**Given entries**
══════════

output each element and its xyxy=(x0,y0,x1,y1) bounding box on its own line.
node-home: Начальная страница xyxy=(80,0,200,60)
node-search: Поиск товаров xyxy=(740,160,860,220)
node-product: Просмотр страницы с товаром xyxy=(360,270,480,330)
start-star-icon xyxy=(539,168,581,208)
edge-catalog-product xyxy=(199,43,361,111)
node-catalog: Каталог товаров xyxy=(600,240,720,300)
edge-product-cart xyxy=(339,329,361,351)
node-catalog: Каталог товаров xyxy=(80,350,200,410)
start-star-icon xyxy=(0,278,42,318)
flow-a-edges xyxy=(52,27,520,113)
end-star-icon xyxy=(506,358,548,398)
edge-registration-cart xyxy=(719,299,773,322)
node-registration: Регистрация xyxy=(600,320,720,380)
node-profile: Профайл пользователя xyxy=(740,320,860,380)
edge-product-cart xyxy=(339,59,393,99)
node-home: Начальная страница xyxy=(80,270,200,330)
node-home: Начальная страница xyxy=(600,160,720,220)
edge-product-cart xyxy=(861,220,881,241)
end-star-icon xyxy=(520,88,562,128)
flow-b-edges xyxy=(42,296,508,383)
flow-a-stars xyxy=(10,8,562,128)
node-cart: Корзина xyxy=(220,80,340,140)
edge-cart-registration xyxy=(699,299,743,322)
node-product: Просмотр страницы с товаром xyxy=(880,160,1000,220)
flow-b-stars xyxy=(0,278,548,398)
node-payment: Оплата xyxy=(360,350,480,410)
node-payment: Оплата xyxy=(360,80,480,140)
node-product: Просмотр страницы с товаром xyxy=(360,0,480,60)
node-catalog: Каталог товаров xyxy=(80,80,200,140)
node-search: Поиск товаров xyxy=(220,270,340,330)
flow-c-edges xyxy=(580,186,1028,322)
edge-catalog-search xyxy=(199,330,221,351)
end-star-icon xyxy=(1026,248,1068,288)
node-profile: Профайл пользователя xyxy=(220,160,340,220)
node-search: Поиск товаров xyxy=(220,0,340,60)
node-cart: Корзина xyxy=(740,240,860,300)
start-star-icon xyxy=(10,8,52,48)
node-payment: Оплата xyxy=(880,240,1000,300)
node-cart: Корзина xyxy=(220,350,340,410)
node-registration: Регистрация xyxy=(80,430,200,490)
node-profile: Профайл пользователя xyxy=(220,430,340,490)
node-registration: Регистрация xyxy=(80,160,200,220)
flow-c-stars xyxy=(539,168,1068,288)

══════════

**What this task involves**
Rewrite these records as a numbered list, one line per item, omitting any blank lines.

**Right answer**
1. output each element and its xyxy=(x0,y0,x1,y1) bounding box on its own line.
2. node-home: Начальная страница xyxy=(80,0,200,60)
3. node-search: Поиск товаров xyxy=(740,160,860,220)
4. node-product: Просмотр страницы с товаром xyxy=(360,270,480,330)
5. start-star-icon xyxy=(539,168,581,208)
6. edge-catalog-product xyxy=(199,43,361,111)
7. node-catalog: Каталог товаров xyxy=(600,240,720,300)
8. edge-product-cart xyxy=(339,329,361,351)
9. node-catalog: Каталог товаров xyxy=(80,350,200,410)
10. start-star-icon xyxy=(0,278,42,318)
11. flow-a-edges xyxy=(52,27,520,113)
12. end-star-icon xyxy=(506,358,548,398)
13. edge-registration-cart xyxy=(719,299,773,322)
14. node-registration: Регистрация xyxy=(600,320,720,380)
15. node-profile: Профайл пользователя xyxy=(740,320,860,380)
16. edge-product-cart xyxy=(339,59,393,99)
17. node-home: Начальная страница xyxy=(80,270,200,330)
18. node-home: Начальная страница xyxy=(600,160,720,220)
19. edge-product-cart xyxy=(861,220,881,241)
20. end-star-icon xyxy=(520,88,562,128)
21. flow-b-edges xyxy=(42,296,508,383)
22. flow-a-stars xyxy=(10,8,562,128)
23. node-cart: Корзина xyxy=(220,80,340,140)
24. edge-cart-registration xyxy=(699,299,743,322)
25. node-product: Просмотр страницы с товаром xyxy=(880,160,1000,220)
26. flow-b-stars xyxy=(0,278,548,398)
27. node-payment: Оплата xyxy=(360,350,480,410)
28. node-payment: Оплата xyxy=(360,80,480,140)
29. node-product: Просмотр страницы с товаром xyxy=(360,0,480,60)
30. node-catalog: Каталог товаров xyxy=(80,80,200,140)
31. node-search: Поиск товаров xyxy=(220,270,340,330)
32. flow-c-edges xyxy=(580,186,1028,322)
33. edge-catalog-search xyxy=(199,330,221,351)
34. end-star-icon xyxy=(1026,248,1068,288)
35. node-profile: Профайл пользователя xyxy=(220,160,340,220)
36. node-search: Поиск товаров xyxy=(220,0,340,60)
37. node-cart: Корзина xyxy=(740,240,860,300)
38. start-star-icon xyxy=(10,8,52,48)
39. node-payment: Оплата xyxy=(880,240,1000,300)
40. node-cart: Корзина xyxy=(220,350,340,410)
41. node-registration: Регистрация xyxy=(80,430,200,490)
42. node-profile: Профайл пользователя xyxy=(220,430,340,490)
43. node-registration: Регистрация xyxy=(80,160,200,220)
44. flow-c-stars xyxy=(539,168,1068,288)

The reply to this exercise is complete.